-- START DATA FOR THIS EXERCISE --

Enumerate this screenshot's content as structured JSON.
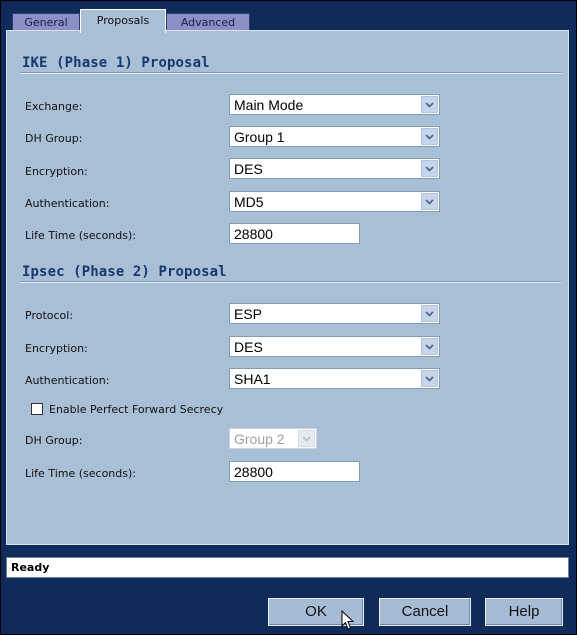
{
  "tabs": [
    {
      "label": "General"
    },
    {
      "label": "Proposals",
      "active": true
    },
    {
      "label": "Advanced"
    }
  ],
  "phase1": {
    "title": "IKE (Phase 1) Proposal",
    "exchange": {
      "label": "Exchange:",
      "value": "Main Mode"
    },
    "dh_group": {
      "label": "DH Group:",
      "value": "Group 1"
    },
    "encryption": {
      "label": "Encryption:",
      "value": "DES"
    },
    "authentication": {
      "label": "Authentication:",
      "value": "MD5"
    },
    "lifetime": {
      "label": "Life Time (seconds):",
      "value": "28800"
    }
  },
  "phase2": {
    "title": "Ipsec (Phase 2) Proposal",
    "protocol": {
      "label": "Protocol:",
      "value": "ESP"
    },
    "encryption": {
      "label": "Encryption:",
      "value": "DES"
    },
    "authentication": {
      "label": "Authentication:",
      "value": "SHA1"
    },
    "pfs": {
      "label": "Enable Perfect Forward Secrecy",
      "checked": false
    },
    "dh_group": {
      "label": "DH Group:",
      "value": "Group 2",
      "disabled": true
    },
    "lifetime": {
      "label": "Life Time (seconds):",
      "value": "28800"
    }
  },
  "status": {
    "text": "Ready"
  },
  "buttons": {
    "ok": "OK",
    "cancel": "Cancel",
    "help": "Help"
  },
  "icons": {
    "dropdown": "chevron-down-icon",
    "pointer": "mouse-pointer-icon"
  },
  "colors": {
    "frame": "#0f2b5a",
    "panel": "#a9bfd6",
    "tab_inactive": "#8c8fc5",
    "section_title": "#18386e"
  }
}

-- END DATA FOR THIS EXERCISE --

▸ **OBJECTIVE**:
The records above must be printed exactly; the pictures stay out.

▸ **COMPLETED TASK**:
Enumerate this screenshot's content as structured JSON.
{
  "tabs": [
    {
      "label": "General"
    },
    {
      "label": "Proposals",
      "active": true
    },
    {
      "label": "Advanced"
    }
  ],
  "phase1": {
    "title": "IKE (Phase 1) Proposal",
    "exchange": {
      "label": "Exchange:",
      "value": "Main Mode"
    },
    "dh_group": {
      "label": "DH Group:",
      "value": "Group 1"
    },
    "encryption": {
      "label": "Encryption:",
      "value": "DES"
    },
    "authentication": {
      "label": "Authentication:",
      "value": "MD5"
    },
    "lifetime": {
      "label": "Life Time (seconds):",
      "value": "28800"
    }
  },
  "phase2": {
    "title": "Ipsec (Phase 2) Proposal",
    "protocol": {
      "label": "Protocol:",
      "value": "ESP"
    },
    "encryption": {
      "label": "Encryption:",
      "value": "DES"
    },
    "authentication": {
      "label": "Authentication:",
      "value": "SHA1"
    },
    "pfs": {
      "label": "Enable Perfect Forward Secrecy",
      "checked": false
    },
    "dh_group": {
      "label": "DH Group:",
      "value": "Group 2",
      "disabled": true
    },
    "lifetime": {
      "label": "Life Time (seconds):",
      "value": "28800"
    }
  },
  "status": {
    "text": "Ready"
  },
  "buttons": {
    "ok": "OK",
    "cancel": "Cancel",
    "help": "Help"
  },
  "icons": {
    "dropdown": "chevron-down-icon",
    "pointer": "mouse-pointer-icon"
  },
  "colors": {
    "frame": "#0f2b5a",
    "panel": "#a9bfd6",
    "tab_inactive": "#8c8fc5",
    "section_title": "#18386e"
  }
}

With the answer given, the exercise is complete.